## [REQUIRED TASK]
Copy every line of the records below that holds the word "Floor".

## [DATA TO PROCESS]
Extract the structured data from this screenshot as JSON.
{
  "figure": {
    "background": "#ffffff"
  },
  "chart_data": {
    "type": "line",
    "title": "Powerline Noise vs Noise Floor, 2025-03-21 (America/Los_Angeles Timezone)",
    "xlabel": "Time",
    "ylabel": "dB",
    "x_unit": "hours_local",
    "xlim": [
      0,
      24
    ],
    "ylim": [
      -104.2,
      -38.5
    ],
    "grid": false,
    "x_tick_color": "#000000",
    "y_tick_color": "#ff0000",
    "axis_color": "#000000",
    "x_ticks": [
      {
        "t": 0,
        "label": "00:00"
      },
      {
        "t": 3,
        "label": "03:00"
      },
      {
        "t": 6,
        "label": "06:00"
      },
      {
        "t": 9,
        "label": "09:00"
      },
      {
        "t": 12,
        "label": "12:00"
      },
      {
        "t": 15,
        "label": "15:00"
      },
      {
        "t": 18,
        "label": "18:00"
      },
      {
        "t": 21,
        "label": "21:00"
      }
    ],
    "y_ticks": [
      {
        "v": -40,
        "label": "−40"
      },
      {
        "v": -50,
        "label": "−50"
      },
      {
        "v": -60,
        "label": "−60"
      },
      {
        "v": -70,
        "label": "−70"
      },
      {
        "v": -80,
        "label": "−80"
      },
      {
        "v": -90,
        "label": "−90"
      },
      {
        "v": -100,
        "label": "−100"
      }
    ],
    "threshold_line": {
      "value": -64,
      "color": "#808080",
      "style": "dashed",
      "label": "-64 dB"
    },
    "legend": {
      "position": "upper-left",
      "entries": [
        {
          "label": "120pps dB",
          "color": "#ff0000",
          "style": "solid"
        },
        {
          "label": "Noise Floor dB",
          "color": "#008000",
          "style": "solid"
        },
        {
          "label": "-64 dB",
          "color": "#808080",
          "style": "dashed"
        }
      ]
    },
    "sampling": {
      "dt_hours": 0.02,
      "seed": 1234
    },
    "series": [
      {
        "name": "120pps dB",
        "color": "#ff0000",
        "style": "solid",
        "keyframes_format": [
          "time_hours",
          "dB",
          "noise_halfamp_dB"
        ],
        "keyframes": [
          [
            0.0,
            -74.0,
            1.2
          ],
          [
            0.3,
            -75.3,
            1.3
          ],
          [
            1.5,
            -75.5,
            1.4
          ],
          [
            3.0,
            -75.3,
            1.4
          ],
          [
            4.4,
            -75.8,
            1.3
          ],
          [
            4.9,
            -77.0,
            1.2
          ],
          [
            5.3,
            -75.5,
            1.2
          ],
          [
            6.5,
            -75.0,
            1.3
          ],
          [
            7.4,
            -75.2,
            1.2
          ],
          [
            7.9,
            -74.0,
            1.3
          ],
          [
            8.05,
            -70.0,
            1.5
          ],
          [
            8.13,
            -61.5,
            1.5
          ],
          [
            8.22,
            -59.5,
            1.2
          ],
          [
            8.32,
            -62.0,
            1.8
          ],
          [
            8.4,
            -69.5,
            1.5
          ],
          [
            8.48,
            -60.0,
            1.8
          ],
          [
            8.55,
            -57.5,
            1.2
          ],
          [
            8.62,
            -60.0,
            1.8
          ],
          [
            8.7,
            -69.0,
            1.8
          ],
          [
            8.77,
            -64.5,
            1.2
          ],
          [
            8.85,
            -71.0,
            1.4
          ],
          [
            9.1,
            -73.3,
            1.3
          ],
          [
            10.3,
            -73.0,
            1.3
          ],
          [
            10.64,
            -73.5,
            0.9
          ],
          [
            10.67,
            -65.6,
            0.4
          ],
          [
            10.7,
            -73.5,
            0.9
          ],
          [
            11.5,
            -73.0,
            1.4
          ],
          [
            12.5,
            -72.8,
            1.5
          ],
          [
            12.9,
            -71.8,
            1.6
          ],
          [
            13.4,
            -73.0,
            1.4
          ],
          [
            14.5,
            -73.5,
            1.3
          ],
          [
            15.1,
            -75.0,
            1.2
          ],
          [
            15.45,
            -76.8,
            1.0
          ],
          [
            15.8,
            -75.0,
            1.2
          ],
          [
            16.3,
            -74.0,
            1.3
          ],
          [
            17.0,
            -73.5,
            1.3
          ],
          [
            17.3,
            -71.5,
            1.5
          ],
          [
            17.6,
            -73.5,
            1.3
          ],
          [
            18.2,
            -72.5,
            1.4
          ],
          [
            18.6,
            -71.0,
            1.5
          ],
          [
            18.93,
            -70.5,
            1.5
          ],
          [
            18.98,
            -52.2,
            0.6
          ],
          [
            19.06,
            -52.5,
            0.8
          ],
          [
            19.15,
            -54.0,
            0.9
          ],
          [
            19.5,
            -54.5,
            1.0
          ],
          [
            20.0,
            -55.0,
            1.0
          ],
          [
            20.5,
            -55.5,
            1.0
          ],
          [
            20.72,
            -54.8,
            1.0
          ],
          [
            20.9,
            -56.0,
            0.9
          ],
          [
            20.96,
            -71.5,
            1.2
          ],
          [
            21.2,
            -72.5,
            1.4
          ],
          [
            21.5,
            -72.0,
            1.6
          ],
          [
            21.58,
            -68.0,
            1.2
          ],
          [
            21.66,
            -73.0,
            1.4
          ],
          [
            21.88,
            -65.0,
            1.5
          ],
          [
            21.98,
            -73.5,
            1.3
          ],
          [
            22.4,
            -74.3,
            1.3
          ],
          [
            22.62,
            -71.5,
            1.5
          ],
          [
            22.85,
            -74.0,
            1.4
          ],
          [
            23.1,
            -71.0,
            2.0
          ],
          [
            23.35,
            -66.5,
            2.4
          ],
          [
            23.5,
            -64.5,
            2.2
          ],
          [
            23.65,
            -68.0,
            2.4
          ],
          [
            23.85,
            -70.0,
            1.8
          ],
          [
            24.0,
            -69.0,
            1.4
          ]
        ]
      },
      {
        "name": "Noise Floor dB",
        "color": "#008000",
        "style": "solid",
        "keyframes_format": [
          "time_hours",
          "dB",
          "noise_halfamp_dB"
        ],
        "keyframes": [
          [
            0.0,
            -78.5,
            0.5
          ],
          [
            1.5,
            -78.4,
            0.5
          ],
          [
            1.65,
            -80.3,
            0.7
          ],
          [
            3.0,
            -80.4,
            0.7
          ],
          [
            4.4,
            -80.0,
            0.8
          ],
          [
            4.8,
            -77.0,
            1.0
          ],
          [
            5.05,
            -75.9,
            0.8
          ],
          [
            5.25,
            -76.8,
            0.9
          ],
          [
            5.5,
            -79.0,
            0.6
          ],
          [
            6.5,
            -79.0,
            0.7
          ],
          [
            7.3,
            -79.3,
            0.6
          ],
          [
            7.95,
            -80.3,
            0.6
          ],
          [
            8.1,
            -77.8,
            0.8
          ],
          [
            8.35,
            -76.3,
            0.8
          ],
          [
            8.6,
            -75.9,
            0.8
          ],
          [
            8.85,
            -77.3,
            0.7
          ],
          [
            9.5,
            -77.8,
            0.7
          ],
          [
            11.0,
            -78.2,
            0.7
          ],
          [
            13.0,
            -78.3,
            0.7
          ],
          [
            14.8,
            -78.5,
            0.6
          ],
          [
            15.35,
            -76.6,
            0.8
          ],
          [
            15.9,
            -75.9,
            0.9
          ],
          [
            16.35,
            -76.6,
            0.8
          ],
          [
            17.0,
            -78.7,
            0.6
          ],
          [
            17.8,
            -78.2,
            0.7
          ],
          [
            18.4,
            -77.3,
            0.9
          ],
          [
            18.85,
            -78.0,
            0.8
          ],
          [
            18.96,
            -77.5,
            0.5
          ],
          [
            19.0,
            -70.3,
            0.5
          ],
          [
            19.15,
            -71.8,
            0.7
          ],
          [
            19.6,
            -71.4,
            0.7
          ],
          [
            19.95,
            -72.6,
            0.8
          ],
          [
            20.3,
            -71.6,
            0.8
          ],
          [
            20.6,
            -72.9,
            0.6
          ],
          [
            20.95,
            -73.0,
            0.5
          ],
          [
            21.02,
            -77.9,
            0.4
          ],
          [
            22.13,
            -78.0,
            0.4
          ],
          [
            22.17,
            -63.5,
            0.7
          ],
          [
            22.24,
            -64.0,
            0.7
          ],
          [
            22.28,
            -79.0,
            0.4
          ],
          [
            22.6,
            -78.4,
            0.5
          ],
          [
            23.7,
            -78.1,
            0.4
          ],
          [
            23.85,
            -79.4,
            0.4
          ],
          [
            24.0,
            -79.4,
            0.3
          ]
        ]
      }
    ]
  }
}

## [WORKED SOLUTION]
    "title": "Powerline Noise vs Noise Floor, 2025-03-21 (America/Los_Angeles Timezone)",
          "label": "Noise Floor dB",
        "name": "Noise Floor dB",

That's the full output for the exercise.